_Written exercise 1_
In the article about the art exhibit, what inspired the exhibit's title?
------ Page text ------
Stiegemeier’s latest display, ‘Violet Is an Anagram of Love It,’ makes a very public statement about poverty, urban decay

The title of Austin Stiegemeier’s latest art exhibit was inspired, appropriately enough, by a handwritten sticker he saw on a streetlight on the corner of First and Monroe. It read “Violet is an anagram of love it,” and something about it connected with him.

A few weeks later, the sticker was gone, presumably scraped away by city cleanup crews, but its message had been preserved farther down the block.

Stiegemeier’s “Violet Is an Anagram of Love It” is on display at Window Dressing, 1001 W. First Ave., a small, storefront-style gallery located in the old Music City Building; its message encompasses the socially conscious bent of Stiegemeier’s general artistic output.

One side of the display represents urban decay – there’s garbage, graffiti, shopping carts, ratty sleeping bags and hand-drawn panhandler’s signs. The other represents urban sprawl – the signs presented here are machine-made and authoritative (“No Trespassing,” “Private Property,” “No Loitering”), and they’re screwed to a tile wall that resembles the outside of the Fox Theater directly across the street.

Scattered throughout the exhibit are several large cardboard boxes, and on their sides Stiegemeier has drawn likenesses of shopping carts he saw around town, left by their owners for one reason or another. Some of the carts are filled with possessions. Others are empty, overturned and abandoned. Each one represents, Stiegemeier said, a person or a couple or a family affected by homelessness.

“Violet” is conveying a number of complex ideas at once. It’s a condemnation of the city’s controversial sit-lie ordinance. It’s an examination of poverty in our city. It’s a visualization of the queasy juxtaposition between the 9-to-5 life of downtown business executives and the panhandlers squatting in front of the high-rise office buildings where they work.
------ Exercise material ------
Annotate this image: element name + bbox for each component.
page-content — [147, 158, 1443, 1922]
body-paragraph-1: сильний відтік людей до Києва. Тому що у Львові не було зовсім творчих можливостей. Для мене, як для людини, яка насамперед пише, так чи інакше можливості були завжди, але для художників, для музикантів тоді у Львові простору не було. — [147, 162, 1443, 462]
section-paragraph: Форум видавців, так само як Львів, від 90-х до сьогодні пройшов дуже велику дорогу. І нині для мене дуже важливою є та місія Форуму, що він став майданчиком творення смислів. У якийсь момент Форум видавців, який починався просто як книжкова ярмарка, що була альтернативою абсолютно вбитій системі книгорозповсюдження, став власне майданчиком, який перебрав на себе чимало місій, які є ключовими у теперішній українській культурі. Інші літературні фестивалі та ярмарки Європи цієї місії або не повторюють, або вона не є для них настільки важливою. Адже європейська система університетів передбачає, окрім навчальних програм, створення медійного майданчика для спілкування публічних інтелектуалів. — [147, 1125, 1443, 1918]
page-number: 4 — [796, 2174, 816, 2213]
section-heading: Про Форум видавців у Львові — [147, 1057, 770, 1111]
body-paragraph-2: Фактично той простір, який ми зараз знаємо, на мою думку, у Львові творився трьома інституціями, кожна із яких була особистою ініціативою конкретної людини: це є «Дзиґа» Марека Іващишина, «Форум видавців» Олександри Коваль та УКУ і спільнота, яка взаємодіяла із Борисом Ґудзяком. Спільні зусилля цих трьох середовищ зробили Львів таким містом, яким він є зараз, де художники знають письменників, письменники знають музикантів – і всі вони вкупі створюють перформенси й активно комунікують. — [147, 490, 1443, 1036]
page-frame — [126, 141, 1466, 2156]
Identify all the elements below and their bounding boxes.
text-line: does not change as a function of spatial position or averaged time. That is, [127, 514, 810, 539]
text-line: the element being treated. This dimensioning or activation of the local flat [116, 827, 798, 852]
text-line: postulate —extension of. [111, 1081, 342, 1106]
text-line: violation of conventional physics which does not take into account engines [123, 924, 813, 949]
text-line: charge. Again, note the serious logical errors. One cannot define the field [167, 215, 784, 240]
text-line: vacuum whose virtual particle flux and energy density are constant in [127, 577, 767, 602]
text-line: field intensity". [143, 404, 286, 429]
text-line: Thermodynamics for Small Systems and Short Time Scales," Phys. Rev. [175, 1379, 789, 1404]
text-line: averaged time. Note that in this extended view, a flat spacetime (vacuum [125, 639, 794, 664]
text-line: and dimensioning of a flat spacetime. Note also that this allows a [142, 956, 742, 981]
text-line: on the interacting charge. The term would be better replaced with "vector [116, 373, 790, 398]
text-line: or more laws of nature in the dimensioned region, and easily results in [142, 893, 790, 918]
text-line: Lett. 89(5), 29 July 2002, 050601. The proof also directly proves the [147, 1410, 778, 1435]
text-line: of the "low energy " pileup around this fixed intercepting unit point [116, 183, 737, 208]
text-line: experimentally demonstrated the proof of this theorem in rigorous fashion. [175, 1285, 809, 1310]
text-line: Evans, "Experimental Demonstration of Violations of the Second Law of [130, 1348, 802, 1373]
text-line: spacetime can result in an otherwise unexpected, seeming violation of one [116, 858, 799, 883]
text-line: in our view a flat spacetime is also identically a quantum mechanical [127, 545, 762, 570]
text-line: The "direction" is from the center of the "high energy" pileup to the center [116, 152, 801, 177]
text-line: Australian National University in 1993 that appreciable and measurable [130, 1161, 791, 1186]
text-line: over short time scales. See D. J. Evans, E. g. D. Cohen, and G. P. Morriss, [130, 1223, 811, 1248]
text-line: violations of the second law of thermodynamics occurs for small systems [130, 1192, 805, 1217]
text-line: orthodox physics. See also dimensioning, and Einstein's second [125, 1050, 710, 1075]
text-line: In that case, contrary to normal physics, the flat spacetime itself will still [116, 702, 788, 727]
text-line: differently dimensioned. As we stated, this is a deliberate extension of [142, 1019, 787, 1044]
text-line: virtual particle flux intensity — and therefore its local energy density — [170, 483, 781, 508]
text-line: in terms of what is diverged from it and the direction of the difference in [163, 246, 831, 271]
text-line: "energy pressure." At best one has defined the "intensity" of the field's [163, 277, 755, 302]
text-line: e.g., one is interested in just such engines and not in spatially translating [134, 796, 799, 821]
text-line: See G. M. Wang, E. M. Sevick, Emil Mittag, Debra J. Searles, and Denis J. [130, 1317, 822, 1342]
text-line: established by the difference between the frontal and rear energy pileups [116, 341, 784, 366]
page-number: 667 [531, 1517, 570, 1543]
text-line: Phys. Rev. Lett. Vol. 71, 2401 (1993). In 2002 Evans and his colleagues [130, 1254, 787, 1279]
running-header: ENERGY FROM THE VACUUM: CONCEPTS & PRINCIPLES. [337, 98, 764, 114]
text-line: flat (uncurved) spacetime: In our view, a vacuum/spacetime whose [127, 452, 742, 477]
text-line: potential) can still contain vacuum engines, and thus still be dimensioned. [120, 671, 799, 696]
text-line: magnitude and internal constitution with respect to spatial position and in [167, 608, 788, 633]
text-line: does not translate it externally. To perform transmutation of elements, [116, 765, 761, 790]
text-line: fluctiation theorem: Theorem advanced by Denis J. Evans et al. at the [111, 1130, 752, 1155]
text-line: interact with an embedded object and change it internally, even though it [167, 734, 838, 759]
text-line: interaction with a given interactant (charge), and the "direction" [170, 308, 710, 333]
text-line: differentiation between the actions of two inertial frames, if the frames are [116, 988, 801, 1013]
------
_Written exercise 2_
Count the lines of the data listing that contain the string "proof", treating uppercase and lowercase as different. Give only the number.

_Written solution 1_
A handwritten sticker on a streetlight at the corner of First and Monroe inspired the title.

_Written solution 2_
2